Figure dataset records
* start *

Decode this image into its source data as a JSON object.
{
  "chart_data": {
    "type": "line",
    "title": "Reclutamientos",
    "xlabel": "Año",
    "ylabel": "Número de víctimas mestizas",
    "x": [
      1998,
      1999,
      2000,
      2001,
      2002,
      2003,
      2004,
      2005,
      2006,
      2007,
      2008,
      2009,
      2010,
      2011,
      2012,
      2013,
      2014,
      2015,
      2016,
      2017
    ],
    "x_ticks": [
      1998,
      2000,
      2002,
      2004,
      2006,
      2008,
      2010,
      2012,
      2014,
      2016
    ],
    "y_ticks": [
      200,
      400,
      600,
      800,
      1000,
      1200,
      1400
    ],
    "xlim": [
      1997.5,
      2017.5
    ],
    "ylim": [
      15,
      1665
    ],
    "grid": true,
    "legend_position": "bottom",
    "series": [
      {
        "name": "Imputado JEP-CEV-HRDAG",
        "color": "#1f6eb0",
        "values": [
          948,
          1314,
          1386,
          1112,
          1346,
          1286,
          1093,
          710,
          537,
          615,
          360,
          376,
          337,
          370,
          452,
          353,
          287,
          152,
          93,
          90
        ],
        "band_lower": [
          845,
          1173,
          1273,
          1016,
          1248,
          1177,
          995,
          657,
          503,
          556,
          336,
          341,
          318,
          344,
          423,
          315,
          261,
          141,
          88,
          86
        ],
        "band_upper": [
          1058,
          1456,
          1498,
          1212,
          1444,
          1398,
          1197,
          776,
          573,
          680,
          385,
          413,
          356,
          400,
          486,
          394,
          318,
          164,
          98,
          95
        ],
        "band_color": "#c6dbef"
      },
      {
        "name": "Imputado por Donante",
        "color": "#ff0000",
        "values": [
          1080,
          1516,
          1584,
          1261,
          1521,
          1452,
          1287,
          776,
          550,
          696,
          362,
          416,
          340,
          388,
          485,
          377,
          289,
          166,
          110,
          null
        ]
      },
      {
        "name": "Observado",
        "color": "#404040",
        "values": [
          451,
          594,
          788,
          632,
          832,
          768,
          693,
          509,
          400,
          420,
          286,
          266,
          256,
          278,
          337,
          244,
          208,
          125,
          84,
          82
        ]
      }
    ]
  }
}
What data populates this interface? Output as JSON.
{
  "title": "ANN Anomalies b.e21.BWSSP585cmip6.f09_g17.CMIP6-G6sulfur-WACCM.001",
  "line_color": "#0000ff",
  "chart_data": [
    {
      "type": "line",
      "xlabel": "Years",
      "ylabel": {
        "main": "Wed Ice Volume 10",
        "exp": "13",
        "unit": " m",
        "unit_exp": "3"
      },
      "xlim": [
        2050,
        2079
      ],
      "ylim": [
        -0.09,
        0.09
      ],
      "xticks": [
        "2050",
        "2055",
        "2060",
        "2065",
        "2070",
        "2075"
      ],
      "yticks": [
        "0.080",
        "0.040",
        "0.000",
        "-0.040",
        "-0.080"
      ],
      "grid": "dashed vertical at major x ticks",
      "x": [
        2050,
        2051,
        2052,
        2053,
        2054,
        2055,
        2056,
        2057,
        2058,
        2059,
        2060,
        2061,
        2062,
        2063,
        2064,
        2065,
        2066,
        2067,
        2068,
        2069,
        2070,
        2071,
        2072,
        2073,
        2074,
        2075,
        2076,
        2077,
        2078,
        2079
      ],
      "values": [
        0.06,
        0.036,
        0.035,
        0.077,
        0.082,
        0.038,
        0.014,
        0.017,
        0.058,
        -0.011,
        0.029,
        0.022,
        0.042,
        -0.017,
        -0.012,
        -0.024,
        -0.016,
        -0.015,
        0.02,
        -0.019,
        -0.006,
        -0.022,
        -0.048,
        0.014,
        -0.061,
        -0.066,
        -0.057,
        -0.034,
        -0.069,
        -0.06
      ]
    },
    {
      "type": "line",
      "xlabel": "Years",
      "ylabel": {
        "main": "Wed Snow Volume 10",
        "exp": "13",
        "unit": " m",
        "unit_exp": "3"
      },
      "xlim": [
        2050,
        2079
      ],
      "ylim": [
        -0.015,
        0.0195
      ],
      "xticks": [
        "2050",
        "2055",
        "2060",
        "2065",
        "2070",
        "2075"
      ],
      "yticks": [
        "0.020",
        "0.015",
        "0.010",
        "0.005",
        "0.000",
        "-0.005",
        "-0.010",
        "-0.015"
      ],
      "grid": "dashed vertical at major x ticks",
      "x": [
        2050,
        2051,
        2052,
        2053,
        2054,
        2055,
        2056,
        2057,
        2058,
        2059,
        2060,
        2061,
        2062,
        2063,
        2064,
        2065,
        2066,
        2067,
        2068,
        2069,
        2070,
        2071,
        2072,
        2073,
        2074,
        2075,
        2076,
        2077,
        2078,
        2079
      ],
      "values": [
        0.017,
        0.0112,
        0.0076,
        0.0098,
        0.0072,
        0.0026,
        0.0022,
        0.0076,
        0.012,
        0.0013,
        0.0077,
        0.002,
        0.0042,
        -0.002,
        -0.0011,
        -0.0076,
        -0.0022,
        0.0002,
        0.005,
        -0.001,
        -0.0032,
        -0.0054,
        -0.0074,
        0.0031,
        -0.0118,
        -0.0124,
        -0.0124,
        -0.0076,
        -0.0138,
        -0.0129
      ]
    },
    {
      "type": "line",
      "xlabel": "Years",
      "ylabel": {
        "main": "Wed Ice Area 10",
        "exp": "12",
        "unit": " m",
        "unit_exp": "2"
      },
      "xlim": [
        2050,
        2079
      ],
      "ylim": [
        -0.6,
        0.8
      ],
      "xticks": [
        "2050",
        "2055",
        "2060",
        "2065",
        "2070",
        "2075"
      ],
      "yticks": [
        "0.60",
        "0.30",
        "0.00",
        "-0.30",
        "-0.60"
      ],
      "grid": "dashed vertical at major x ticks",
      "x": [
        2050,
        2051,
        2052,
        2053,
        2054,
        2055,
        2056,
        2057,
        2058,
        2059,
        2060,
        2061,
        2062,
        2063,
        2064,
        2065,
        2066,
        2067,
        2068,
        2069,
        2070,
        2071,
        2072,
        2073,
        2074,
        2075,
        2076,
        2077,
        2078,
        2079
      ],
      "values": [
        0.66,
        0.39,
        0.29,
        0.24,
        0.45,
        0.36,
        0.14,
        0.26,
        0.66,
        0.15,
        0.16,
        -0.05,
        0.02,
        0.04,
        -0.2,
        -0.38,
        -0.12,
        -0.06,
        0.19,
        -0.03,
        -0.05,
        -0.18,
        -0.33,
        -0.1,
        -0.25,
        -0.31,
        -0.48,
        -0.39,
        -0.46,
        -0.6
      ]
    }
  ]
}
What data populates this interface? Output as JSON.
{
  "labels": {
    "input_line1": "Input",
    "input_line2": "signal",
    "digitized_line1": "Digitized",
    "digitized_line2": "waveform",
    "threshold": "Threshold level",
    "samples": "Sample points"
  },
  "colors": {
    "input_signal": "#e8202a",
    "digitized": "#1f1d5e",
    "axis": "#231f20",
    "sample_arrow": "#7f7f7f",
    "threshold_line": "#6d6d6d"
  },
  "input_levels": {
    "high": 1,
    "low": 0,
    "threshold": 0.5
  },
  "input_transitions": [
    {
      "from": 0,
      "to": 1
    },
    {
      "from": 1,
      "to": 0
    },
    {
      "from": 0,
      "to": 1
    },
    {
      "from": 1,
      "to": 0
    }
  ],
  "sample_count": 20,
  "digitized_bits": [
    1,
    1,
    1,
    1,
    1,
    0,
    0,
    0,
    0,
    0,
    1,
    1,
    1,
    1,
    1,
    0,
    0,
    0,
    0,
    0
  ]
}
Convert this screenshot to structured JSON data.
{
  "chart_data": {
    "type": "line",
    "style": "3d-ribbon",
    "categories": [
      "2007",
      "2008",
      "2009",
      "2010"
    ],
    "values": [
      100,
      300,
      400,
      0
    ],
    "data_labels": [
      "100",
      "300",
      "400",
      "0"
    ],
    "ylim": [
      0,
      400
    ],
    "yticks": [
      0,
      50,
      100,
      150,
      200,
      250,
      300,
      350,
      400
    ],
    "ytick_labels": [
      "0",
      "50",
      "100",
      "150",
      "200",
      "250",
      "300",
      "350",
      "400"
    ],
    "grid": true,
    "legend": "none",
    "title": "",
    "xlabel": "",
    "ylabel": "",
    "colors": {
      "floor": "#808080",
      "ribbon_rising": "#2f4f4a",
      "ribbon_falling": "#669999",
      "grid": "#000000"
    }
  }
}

* end *

PROBLEM STATEMENT – Output the line containing "Convert this screenshot" and all lines after it to the end of the records, exactly as given.

ANSWER –
Convert this screenshot to structured JSON data.
{
  "chart_data": {
    "type": "line",
    "style": "3d-ribbon",
    "categories": [
      "2007",
      "2008",
      "2009",
      "2010"
    ],
    "values": [
      100,
      300,
      400,
      0
    ],
    "data_labels": [
      "100",
      "300",
      "400",
      "0"
    ],
    "ylim": [
      0,
      400
    ],
    "yticks": [
      0,
      50,
      100,
      150,
      200,
      250,
      300,
      350,
      400
    ],
    "ytick_labels": [
      "0",
      "50",
      "100",
      "150",
      "200",
      "250",
      "300",
      "350",
      "400"
    ],
    "grid": true,
    "legend": "none",
    "title": "",
    "xlabel": "",
    "ylabel": "",
    "colors": {
      "floor": "#808080",
      "ribbon_rising": "#2f4f4a",
      "ribbon_falling": "#669999",
      "grid": "#000000"
    }
  }
}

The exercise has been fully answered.